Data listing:
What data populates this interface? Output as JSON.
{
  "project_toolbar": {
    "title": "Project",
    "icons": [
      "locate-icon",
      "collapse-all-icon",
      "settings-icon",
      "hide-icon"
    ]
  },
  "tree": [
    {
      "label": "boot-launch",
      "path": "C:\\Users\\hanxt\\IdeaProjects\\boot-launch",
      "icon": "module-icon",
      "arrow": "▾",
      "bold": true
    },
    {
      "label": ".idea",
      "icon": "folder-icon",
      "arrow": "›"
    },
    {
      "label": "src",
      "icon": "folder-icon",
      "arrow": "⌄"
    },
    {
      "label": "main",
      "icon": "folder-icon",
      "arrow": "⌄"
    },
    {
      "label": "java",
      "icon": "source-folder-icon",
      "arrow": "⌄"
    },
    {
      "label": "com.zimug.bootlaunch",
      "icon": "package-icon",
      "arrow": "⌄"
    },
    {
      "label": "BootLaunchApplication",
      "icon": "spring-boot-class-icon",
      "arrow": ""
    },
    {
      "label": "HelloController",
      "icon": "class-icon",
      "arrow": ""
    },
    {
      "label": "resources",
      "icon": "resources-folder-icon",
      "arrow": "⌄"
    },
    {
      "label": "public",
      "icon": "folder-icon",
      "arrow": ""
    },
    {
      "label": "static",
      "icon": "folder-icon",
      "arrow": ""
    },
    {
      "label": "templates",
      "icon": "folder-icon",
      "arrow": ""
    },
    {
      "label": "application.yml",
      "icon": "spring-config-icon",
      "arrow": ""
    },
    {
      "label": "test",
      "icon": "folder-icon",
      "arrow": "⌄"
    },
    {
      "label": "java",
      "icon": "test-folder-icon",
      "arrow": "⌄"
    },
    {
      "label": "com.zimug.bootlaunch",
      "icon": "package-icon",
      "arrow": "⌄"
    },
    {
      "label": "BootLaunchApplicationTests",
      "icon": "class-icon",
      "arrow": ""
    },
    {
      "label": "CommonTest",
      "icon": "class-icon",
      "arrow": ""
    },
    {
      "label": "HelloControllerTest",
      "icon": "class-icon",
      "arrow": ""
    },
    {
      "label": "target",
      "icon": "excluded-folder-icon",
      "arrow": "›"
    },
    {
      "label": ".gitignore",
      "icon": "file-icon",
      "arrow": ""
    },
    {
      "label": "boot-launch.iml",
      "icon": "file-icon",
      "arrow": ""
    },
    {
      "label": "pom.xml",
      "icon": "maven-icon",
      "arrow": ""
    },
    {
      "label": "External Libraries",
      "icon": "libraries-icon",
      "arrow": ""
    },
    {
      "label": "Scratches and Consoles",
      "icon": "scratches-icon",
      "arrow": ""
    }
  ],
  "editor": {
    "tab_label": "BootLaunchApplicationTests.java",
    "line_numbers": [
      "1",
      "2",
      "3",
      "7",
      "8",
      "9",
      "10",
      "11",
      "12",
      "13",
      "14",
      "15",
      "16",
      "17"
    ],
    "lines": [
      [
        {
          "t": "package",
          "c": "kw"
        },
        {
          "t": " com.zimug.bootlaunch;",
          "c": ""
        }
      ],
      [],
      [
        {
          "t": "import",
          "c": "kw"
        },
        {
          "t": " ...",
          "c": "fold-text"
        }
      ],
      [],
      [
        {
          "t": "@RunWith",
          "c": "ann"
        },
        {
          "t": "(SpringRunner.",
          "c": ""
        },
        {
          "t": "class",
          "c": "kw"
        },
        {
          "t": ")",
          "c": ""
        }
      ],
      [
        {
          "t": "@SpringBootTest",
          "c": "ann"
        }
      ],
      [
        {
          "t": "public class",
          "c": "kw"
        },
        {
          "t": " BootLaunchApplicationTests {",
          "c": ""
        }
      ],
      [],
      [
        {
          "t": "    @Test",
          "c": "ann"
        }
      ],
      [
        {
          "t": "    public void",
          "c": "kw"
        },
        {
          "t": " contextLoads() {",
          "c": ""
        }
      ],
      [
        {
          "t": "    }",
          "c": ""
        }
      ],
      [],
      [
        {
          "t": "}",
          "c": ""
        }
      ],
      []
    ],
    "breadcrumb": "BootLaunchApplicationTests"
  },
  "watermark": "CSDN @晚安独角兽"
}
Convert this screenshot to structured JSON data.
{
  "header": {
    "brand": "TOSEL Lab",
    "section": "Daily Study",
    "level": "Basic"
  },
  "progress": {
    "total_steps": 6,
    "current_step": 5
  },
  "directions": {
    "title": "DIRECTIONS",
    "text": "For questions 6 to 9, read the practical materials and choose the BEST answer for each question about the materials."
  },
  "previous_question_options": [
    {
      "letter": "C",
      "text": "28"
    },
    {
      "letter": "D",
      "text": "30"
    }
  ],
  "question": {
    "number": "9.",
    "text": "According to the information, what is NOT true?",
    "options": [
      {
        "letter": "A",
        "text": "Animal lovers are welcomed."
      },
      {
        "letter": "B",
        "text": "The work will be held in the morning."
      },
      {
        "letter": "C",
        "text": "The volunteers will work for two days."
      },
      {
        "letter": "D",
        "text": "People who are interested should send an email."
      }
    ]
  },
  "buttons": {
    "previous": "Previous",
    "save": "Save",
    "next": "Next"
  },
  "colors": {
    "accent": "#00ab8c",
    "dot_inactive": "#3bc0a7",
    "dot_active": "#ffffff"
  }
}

> _INSTRUCTIONS TO FOLLOW_
Copy each line of the data exactly, leaving nothing out.

> _TASK OUTPUT_
What data populates this interface? Output as JSON.
{
  "project_toolbar": {
    "title": "Project",
    "icons": [
      "locate-icon",
      "collapse-all-icon",
      "settings-icon",
      "hide-icon"
    ]
  },
  "tree": [
    {
      "label": "boot-launch",
      "path": "C:\\Users\\hanxt\\IdeaProjects\\boot-launch",
      "icon": "module-icon",
      "arrow": "▾",
      "bold": true
    },
    {
      "label": ".idea",
      "icon": "folder-icon",
      "arrow": "›"
    },
    {
      "label": "src",
      "icon": "folder-icon",
      "arrow": "⌄"
    },
    {
      "label": "main",
      "icon": "folder-icon",
      "arrow": "⌄"
    },
    {
      "label": "java",
      "icon": "source-folder-icon",
      "arrow": "⌄"
    },
    {
      "label": "com.zimug.bootlaunch",
      "icon": "package-icon",
      "arrow": "⌄"
    },
    {
      "label": "BootLaunchApplication",
      "icon": "spring-boot-class-icon",
      "arrow": ""
    },
    {
      "label": "HelloController",
      "icon": "class-icon",
      "arrow": ""
    },
    {
      "label": "resources",
      "icon": "resources-folder-icon",
      "arrow": "⌄"
    },
    {
      "label": "public",
      "icon": "folder-icon",
      "arrow": ""
    },
    {
      "label": "static",
      "icon": "folder-icon",
      "arrow": ""
    },
    {
      "label": "templates",
      "icon": "folder-icon",
      "arrow": ""
    },
    {
      "label": "application.yml",
      "icon": "spring-config-icon",
      "arrow": ""
    },
    {
      "label": "test",
      "icon": "folder-icon",
      "arrow": "⌄"
    },
    {
      "label": "java",
      "icon": "test-folder-icon",
      "arrow": "⌄"
    },
    {
      "label": "com.zimug.bootlaunch",
      "icon": "package-icon",
      "arrow": "⌄"
    },
    {
      "label": "BootLaunchApplicationTests",
      "icon": "class-icon",
      "arrow": ""
    },
    {
      "label": "CommonTest",
      "icon": "class-icon",
      "arrow": ""
    },
    {
      "label": "HelloControllerTest",
      "icon": "class-icon",
      "arrow": ""
    },
    {
      "label": "target",
      "icon": "excluded-folder-icon",
      "arrow": "›"
    },
    {
      "label": ".gitignore",
      "icon": "file-icon",
      "arrow": ""
    },
    {
      "label": "boot-launch.iml",
      "icon": "file-icon",
      "arrow": ""
    },
    {
      "label": "pom.xml",
      "icon": "maven-icon",
      "arrow": ""
    },
    {
      "label": "External Libraries",
      "icon": "libraries-icon",
      "arrow": ""
    },
    {
      "label": "Scratches and Consoles",
      "icon": "scratches-icon",
      "arrow": ""
    }
  ],
  "editor": {
    "tab_label": "BootLaunchApplicationTests.java",
    "line_numbers": [
      "1",
      "2",
      "3",
      "7",
      "8",
      "9",
      "10",
      "11",
      "12",
      "13",
      "14",
      "15",
      "16",
      "17"
    ],
    "lines": [
      [
        {
          "t": "package",
          "c": "kw"
        },
        {
          "t": " com.zimug.bootlaunch;",
          "c": ""
        }
      ],
      [],
      [
        {
          "t": "import",
          "c": "kw"
        },
        {
          "t": " ...",
          "c": "fold-text"
        }
      ],
      [],
      [
        {
          "t": "@RunWith",
          "c": "ann"
        },
        {
          "t": "(SpringRunner.",
          "c": ""
        },
        {
          "t": "class",
          "c": "kw"
        },
        {
          "t": ")",
          "c": ""
        }
      ],
      [
        {
          "t": "@SpringBootTest",
          "c": "ann"
        }
      ],
      [
        {
          "t": "public class",
          "c": "kw"
        },
        {
          "t": " BootLaunchApplicationTests {",
          "c": ""
        }
      ],
      [],
      [
        {
          "t": "    @Test",
          "c": "ann"
        }
      ],
      [
        {
          "t": "    public void",
          "c": "kw"
        },
        {
          "t": " contextLoads() {",
          "c": ""
        }
      ],
      [
        {
          "t": "    }",
          "c": ""
        }
      ],
      [],
      [
        {
          "t": "}",
          "c": ""
        }
      ],
      []
    ],
    "breadcrumb": "BootLaunchApplicationTests"
  },
  "watermark": "CSDN @晚安独角兽"
}
Convert this screenshot to structured JSON data.
{
  "header": {
    "brand": "TOSEL Lab",
    "section": "Daily Study",
    "level": "Basic"
  },
  "progress": {
    "total_steps": 6,
    "current_step": 5
  },
  "directions": {
    "title": "DIRECTIONS",
    "text": "For questions 6 to 9, read the practical materials and choose the BEST answer for each question about the materials."
  },
  "previous_question_options": [
    {
      "letter": "C",
      "text": "28"
    },
    {
      "letter": "D",
      "text": "30"
    }
  ],
  "question": {
    "number": "9.",
    "text": "According to the information, what is NOT true?",
    "options": [
      {
        "letter": "A",
        "text": "Animal lovers are welcomed."
      },
      {
        "letter": "B",
        "text": "The work will be held in the morning."
      },
      {
        "letter": "C",
        "text": "The volunteers will work for two days."
      },
      {
        "letter": "D",
        "text": "People who are interested should send an email."
      }
    ]
  },
  "buttons": {
    "previous": "Previous",
    "save": "Save",
    "next": "Next"
  },
  "colors": {
    "accent": "#00ab8c",
    "dot_inactive": "#3bc0a7",
    "dot_active": "#ffffff"
  }
}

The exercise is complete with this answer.